▶ _THE TASK_
Transcribe every line exactly. Leave the pictures behind.

Start DATASET EXTRACT

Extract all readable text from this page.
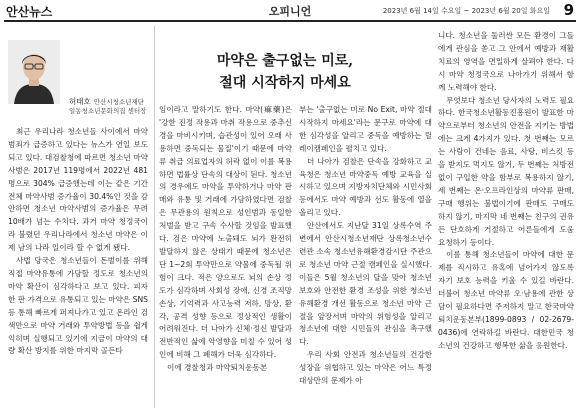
안산뉴스	오피니언	2023년 6월 14일 수요일 ~ 2023년 6월 20일 화요일 9
허태호 안산시청소년재단
일동청소년문화의집 센터장
마약은 출구없는 미로,
절대 시작하지 마세요

최근 우리나라 청소년들 사이에서 마약 범죄가 급증하고 있다는 뉴스가 연일 보도되고 있다. 대검찰청에 따르면 청소년 마약사범은 2017년 119명에서 2022년 481명으로 304% 급증했는데 이는 같은 기간 전체 마약사범 증가율이 30.4%인 것을 감안하면 청소년 마약사범의 증가율은 무려 10배가 넘는 수치다. 과거 마약 청정국이라 불렸던 우리나라에서 청소년 마약은 이제 남의 나라 일이라 할 수 없게 됐다.

사법 당국은 청소년들이 돈벌이를 위해 직접 마약유통에 가담할 정도로 청소년의 마약 확산이 심각하다고 보고 있다. 피자 한 판 가격으로 유통되고 있는 마약은 SNS 등 통해 빠르게 퍼져나가고 있고 온라인 검색만으로 마약 거래와 투약방법 등을 쉽게 익히며 실행되고 있기에 지금이 마약의 대량 확산 방지를 위한 마지막 골든타

임이라고 말하기도 한다. 마약(痲藥)은 '강한 진정 작용과 마취 작용으로 중추신경을 마비시키며, 습관성이 있어 오래 사용하면 중독되는 물질'이기 때문에 마약류 취급 의료업자의 허락 없이 이를 복용하면 법률상 단속의 대상이 된다. 청소년의 경우에도 마약을 투약하거나 마약 판매와 유통 및 거래에 가담하였다면 검찰은 무관용의 원칙으로 성인범과 동일한 처벌을 받고 구속 수사할 것임을 발표했다. 검은 마약에 노출돼도 뇌가 완전히 발달하지 않은 상태기 때문에 청소년은 단 1~2회 투약만으로 약물에 중독될 위험이 크다. 적은 양으로도 뇌의 손상 정도가 심각하며 사회성 장애, 신경 조직망 손상, 기억력과 사고능력 저하, 망상, 환각, 공격 성향 등으로 정상적인 생활이 어려워진다. 더 나아가 신체·정신 발달과 전반적인 삶에 악영향을 미칠 수 있어 성인에 비해 그 폐해가 더욱 심각하다.

이에 경찰청과 마약퇴치운동본

부는 '출구없는 미로 No Exit, 마약 절대 시작하지 마세요'라는 문구로 마약에 대한 심각성을 알리고 중독을 예방하는 릴레이캠페인을 펼치고 있다.

더 나아가 검찰은 단속을 강화하고 교육청은 청소년 마약중독 예방 교육을 실시하고 있으며 지방자치단체와 시민사회 등에서도 마약 예방과 선도 활동에 열을 올리고 있다.

안산에서도 지난달 31일 상록수역 주변에서 안산시청소년재단 상록청소년수련관 소속 청소년유해환경감시단 주관으로 청소년 마약 근절 캠페인을 실시했다. 이들은 5월 청소년의 달을 맞아 청소년 보호와 안전한 환경 조성을 위한 청소년 유해환경 개선 활동으로 청소년 마약 근절을 앞장서며 마약의 위험성을 알리고 청소년에 대한 시민들의 관심을 촉구했다.

우리 사회 안전과 청소년들의 건강한 성장을 위협하고 있는 마약은 어느 특정 대상만의 문제가 아

니다. 청소년을 둘러싼 모든 환경이 그들에게 관심을 쏟고 그 안에서 예방과 재활 치료의 영역을 면밀하게 살펴야 한다. 다시 마약 청정국으로 나아가기 위해서 함께 노력해야 한다.

무엇보다 청소년 당사자의 노력도 필요하다. 한국청소년활동진흥원이 발표한 마약으로부터 청소년의 안전을 지키는 방법에는 크게 4가지가 있다. 첫 번째는 모르는 사람이 건네는 음료, 사탕, 비스킷 등을 받지도 먹지도 않기, 두 번째는 처방전 없이 구입한 약을 함부로 복용하지 않기, 세 번째는 온·오프라인상의 마약류 판매, 구매 행위는 불법이기에 판매도 구매도 하지 않기, 마지막 네 번째는 친구의 권유든 단호하게 거절하고 어른들에게 도움 요청하기 등이다.

이를 통해 청소년들이 마약에 대한 문제를 직시하고 유혹에 넘어가지 않도록 자기 보호 능력을 키울 수 있길 바란다. 더불어 청소년 마약류 오·남용에 관한 상담이 필요하다면 주저하지 말고 한국마약퇴치운동본부(1899-0893 / 02-2679-0436)에 연락하길 바란다. 대한민국 청소년의 건강하고 행복한 삶을 응원한다.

End DATASET EXTRACT

▶ _EXERCISE RESPONSE_
Extract all readable text from this page.
안산뉴스	오피니언	2023년 6월 14일 수요일 ~ 2023년 6월 20일 화요일 9
허태호 안산시청소년재단
일동청소년문화의집 센터장
마약은 출구없는 미로,
절대 시작하지 마세요

최근 우리나라 청소년들 사이에서 마약 범죄가 급증하고 있다는 뉴스가 연일 보도되고 있다. 대검찰청에 따르면 청소년 마약사범은 2017년 119명에서 2022년 481명으로 304% 급증했는데 이는 같은 기간 전체 마약사범 증가율이 30.4%인 것을 감안하면 청소년 마약사범의 증가율은 무려 10배가 넘는 수치다. 과거 마약 청정국이라 불렸던 우리나라에서 청소년 마약은 이제 남의 나라 일이라 할 수 없게 됐다.

사법 당국은 청소년들이 돈벌이를 위해 직접 마약유통에 가담할 정도로 청소년의 마약 확산이 심각하다고 보고 있다. 피자 한 판 가격으로 유통되고 있는 마약은 SNS 등 통해 빠르게 퍼져나가고 있고 온라인 검색만으로 마약 거래와 투약방법 등을 쉽게 익히며 실행되고 있기에 지금이 마약의 대량 확산 방지를 위한 마지막 골든타

임이라고 말하기도 한다. 마약(痲藥)은 '강한 진정 작용과 마취 작용으로 중추신경을 마비시키며, 습관성이 있어 오래 사용하면 중독되는 물질'이기 때문에 마약류 취급 의료업자의 허락 없이 이를 복용하면 법률상 단속의 대상이 된다. 청소년의 경우에도 마약을 투약하거나 마약 판매와 유통 및 거래에 가담하였다면 검찰은 무관용의 원칙으로 성인범과 동일한 처벌을 받고 구속 수사할 것임을 발표했다. 검은 마약에 노출돼도 뇌가 완전히 발달하지 않은 상태기 때문에 청소년은 단 1~2회 투약만으로 약물에 중독될 위험이 크다. 적은 양으로도 뇌의 손상 정도가 심각하며 사회성 장애, 신경 조직망 손상, 기억력과 사고능력 저하, 망상, 환각, 공격 성향 등으로 정상적인 생활이 어려워진다. 더 나아가 신체·정신 발달과 전반적인 삶에 악영향을 미칠 수 있어 성인에 비해 그 폐해가 더욱 심각하다.

이에 경찰청과 마약퇴치운동본

부는 '출구없는 미로 No Exit, 마약 절대 시작하지 마세요'라는 문구로 마약에 대한 심각성을 알리고 중독을 예방하는 릴레이캠페인을 펼치고 있다.

더 나아가 검찰은 단속을 강화하고 교육청은 청소년 마약중독 예방 교육을 실시하고 있으며 지방자치단체와 시민사회 등에서도 마약 예방과 선도 활동에 열을 올리고 있다.

안산에서도 지난달 31일 상록수역 주변에서 안산시청소년재단 상록청소년수련관 소속 청소년유해환경감시단 주관으로 청소년 마약 근절 캠페인을 실시했다. 이들은 5월 청소년의 달을 맞아 청소년 보호와 안전한 환경 조성을 위한 청소년 유해환경 개선 활동으로 청소년 마약 근절을 앞장서며 마약의 위험성을 알리고 청소년에 대한 시민들의 관심을 촉구했다.

우리 사회 안전과 청소년들의 건강한 성장을 위협하고 있는 마약은 어느 특정 대상만의 문제가 아

니다. 청소년을 둘러싼 모든 환경이 그들에게 관심을 쏟고 그 안에서 예방과 재활 치료의 영역을 면밀하게 살펴야 한다. 다시 마약 청정국으로 나아가기 위해서 함께 노력해야 한다.

무엇보다 청소년 당사자의 노력도 필요하다. 한국청소년활동진흥원이 발표한 마약으로부터 청소년의 안전을 지키는 방법에는 크게 4가지가 있다. 첫 번째는 모르는 사람이 건네는 음료, 사탕, 비스킷 등을 받지도 먹지도 않기, 두 번째는 처방전 없이 구입한 약을 함부로 복용하지 않기, 세 번째는 온·오프라인상의 마약류 판매, 구매 행위는 불법이기에 판매도 구매도 하지 않기, 마지막 네 번째는 친구의 권유든 단호하게 거절하고 어른들에게 도움 요청하기 등이다.

이를 통해 청소년들이 마약에 대한 문제를 직시하고 유혹에 넘어가지 않도록 자기 보호 능력을 키울 수 있길 바란다. 더불어 청소년 마약류 오·남용에 관한 상담이 필요하다면 주저하지 말고 한국마약퇴치운동본부(1899-0893 / 02-2679-0436)에 연락하길 바란다. 대한민국 청소년의 건강하고 행복한 삶을 응원한다.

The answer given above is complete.